***** PAGE EXCERPT
Sheffield v. State, 281 Ga. 33, 35(2), 635 S.E.2d 776 (2006), quoting Parker v. State, 270 Ga. 256, 259(4), 507 S.E.2d 744 (1998).

We also find that, contrary to defendant's contention, the State introduced sufficient evidence to prove that the injuries to the victim's leg were the efficient, proximate cause of death. That is because the evidence shows that the injuries directly and materially contributed to the subsequently occurring pulmonary thromboemboli which immediately killed the victim. See Singley v. State, 198 Ga. 212(1), 31 S.E.2d 349 (1944) (injury is efficient, proximate cause of death whenever it is itself the sole proximate cause of death or it directly and materially contributes to a subsequently accruing immediate cause of death).

2. In order to prove that defendant intended to kill the victim, the State introduced pleadings which defendant filed in a civil action he brought against the victim, as well as an affidavit supporting an arrest warrant through which defendant sought to have the victim arrested. Defendant asserts the trial court erred in admitting the documents because the allegations contained therein are privileged.

It is true that, as defendant points out, allegations set forth in official court documents are privileged. See OCGA § 51-5-8; Fedderwitz v. Lamb, 195 Ga. 691, 25 S.E.2d 414 (1943); Williams v. Stepler, 227 Ga.App. 591, 490 S.E.2d 167 (1997); Watkins v. Laser/Print-Atlanta, 183 Ga.App. 172, 173, 358 S.E.2d 477 (1987). However, this privilege was designed to foster the judicial process and protect the public welfare by shielding litigants from liability or prosecution. Fedderwitz, supra at 696, 25 S.E.2d 414. The privilege has no application where, as here, the allegations set forth in the documents are introduced to demonstrate the motive or state of mind of a criminal defendant.

3. During the course of the trial, defendant attempted to make various pronouncements, and to address the victim's wife, prompting the prosecutor to object, and the court to admonish defendant. Citing Weldon v. State, 247 Ga.App. 17(1), 543 S.E.2d 56 (2000), defendant asserts the trial court erred in failing to grant a mistrial because the prosecutor's objections and the court's admonishments took place in the presence of the jury. We disagree. The prosecutor's objections and the trial court's admonishments took issue with defendant's statements and conduct in a fair, objective and unbiased manner. Unlike Weldon, in which defendant was chained, gagged and admonished in the jury's presence, the trial court in this case did not employ any measure which could be said to have compromised the jury's ability to remain impartial.
**********
***** DATASET CONTENT
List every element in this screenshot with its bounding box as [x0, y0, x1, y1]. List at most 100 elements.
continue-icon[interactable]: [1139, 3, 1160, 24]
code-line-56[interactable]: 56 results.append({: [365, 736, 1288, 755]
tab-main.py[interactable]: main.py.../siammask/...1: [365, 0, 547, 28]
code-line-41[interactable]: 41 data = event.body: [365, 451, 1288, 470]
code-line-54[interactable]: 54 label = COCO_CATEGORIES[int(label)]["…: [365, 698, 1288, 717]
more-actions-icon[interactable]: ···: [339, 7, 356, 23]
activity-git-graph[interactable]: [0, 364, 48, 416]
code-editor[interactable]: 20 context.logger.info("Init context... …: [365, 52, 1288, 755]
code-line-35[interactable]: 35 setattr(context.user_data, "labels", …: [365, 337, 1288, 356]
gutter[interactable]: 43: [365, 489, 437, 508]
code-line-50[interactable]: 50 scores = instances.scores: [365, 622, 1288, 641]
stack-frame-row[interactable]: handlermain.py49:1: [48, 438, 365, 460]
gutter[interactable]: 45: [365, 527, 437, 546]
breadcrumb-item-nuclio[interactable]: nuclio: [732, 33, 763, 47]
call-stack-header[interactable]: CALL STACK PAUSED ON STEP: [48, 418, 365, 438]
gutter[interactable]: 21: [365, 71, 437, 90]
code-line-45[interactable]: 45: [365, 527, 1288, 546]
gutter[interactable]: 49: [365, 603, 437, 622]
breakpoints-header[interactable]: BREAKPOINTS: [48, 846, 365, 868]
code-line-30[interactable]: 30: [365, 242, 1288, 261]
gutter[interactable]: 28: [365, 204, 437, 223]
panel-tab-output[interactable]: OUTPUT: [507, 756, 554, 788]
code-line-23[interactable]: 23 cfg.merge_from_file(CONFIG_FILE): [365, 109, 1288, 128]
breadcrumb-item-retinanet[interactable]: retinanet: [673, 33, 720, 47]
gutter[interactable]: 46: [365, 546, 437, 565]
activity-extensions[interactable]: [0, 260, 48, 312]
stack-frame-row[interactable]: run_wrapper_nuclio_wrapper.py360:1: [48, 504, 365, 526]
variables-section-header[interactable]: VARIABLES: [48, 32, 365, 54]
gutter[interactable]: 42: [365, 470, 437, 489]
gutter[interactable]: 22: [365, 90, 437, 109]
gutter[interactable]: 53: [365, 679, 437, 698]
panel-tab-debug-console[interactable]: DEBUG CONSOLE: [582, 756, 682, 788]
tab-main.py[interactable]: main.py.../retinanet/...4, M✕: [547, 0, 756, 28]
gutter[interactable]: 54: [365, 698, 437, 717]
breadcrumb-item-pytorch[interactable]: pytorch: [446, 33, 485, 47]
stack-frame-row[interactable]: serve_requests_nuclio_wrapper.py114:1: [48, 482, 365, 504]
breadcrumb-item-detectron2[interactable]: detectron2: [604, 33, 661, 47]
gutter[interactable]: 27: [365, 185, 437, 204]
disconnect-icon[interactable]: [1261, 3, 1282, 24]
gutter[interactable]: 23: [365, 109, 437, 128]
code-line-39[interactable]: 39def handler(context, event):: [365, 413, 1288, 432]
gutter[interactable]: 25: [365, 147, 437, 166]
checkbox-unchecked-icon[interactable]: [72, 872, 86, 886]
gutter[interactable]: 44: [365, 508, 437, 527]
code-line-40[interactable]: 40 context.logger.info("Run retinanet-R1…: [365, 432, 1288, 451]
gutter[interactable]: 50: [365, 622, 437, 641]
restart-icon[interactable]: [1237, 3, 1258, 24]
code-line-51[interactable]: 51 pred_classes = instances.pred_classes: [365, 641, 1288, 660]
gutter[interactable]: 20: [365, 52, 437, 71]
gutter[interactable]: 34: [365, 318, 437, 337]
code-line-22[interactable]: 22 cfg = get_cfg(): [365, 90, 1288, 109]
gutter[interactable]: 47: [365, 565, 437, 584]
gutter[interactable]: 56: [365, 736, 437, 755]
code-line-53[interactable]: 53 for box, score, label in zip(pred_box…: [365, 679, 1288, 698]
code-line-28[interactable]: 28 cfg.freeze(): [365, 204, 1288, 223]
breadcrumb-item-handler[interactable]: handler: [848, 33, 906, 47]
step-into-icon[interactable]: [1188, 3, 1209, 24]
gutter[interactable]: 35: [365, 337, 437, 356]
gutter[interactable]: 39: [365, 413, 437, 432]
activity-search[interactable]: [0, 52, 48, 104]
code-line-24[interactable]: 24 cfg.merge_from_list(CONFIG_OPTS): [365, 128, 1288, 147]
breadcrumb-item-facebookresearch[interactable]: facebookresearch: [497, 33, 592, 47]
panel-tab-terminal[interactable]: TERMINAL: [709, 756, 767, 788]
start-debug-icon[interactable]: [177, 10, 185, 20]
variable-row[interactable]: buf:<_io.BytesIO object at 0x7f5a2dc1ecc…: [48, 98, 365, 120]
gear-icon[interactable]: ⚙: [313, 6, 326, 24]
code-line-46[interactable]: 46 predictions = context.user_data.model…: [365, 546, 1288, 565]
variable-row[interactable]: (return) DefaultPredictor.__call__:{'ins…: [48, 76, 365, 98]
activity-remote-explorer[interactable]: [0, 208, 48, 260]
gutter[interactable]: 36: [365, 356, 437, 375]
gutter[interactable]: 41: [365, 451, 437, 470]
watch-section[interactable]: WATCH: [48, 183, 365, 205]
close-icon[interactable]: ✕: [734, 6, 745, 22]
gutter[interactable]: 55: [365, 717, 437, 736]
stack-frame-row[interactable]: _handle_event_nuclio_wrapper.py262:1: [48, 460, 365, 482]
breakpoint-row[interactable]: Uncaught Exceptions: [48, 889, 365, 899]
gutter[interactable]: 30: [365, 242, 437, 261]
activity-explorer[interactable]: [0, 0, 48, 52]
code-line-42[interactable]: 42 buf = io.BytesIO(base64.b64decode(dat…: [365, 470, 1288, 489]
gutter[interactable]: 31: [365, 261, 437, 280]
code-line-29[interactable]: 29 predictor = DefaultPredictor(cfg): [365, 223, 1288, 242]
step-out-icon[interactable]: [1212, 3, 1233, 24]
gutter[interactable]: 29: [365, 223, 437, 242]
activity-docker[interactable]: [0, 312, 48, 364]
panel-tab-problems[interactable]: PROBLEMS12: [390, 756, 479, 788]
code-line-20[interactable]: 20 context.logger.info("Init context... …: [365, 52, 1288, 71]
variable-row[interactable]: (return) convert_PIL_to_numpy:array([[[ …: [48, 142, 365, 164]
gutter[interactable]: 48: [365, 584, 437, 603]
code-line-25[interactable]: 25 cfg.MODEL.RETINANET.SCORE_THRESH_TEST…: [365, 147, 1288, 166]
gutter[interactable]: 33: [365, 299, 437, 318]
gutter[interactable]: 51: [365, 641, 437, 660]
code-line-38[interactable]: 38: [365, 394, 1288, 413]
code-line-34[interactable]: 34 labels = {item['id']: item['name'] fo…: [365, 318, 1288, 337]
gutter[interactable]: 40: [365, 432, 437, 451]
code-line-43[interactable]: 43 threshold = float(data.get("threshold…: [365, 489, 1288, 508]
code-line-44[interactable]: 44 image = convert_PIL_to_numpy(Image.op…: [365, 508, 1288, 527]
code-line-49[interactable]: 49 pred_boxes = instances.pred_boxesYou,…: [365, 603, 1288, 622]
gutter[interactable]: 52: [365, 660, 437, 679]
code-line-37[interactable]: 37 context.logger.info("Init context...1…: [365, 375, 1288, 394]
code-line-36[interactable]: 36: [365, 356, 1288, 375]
**********
According to the court opinion excerpt, what immediately killed the victim? The data have no role in this exercise.

WRITTEN RESPONSE: Pulmonary thromboemboli immediately killed the victim.